- **STATED PROBLEM**:
Filter the data for lines with the word "name", then copy every line so identified.

** Begin DATA PROVIDED **

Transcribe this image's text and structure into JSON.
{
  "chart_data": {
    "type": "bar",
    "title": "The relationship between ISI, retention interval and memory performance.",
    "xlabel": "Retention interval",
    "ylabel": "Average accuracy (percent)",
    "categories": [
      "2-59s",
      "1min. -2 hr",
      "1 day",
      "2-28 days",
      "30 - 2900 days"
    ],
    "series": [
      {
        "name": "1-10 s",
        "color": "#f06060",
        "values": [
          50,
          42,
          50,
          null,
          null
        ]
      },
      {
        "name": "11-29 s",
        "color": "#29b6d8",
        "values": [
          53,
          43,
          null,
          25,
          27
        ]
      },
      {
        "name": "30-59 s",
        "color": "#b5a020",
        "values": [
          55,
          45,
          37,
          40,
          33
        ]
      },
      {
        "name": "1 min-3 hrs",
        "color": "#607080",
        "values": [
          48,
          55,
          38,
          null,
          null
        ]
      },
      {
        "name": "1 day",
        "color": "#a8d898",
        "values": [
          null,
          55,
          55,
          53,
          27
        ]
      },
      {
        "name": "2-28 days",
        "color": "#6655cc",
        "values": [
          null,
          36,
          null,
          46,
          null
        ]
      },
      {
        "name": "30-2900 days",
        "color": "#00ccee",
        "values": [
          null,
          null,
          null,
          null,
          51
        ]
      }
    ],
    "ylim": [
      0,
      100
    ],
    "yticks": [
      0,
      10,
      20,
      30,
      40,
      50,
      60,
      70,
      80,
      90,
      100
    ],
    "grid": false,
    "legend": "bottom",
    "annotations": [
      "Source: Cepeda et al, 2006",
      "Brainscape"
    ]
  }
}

** End DATA PROVIDED **

- **EXPECTED OUTPUT**:
        "name": "1-10 s",
        "name": "11-29 s",
        "name": "30-59 s",
        "name": "1 min-3 hrs",
        "name": "1 day",
        "name": "2-28 days",
        "name": "30-2900 days",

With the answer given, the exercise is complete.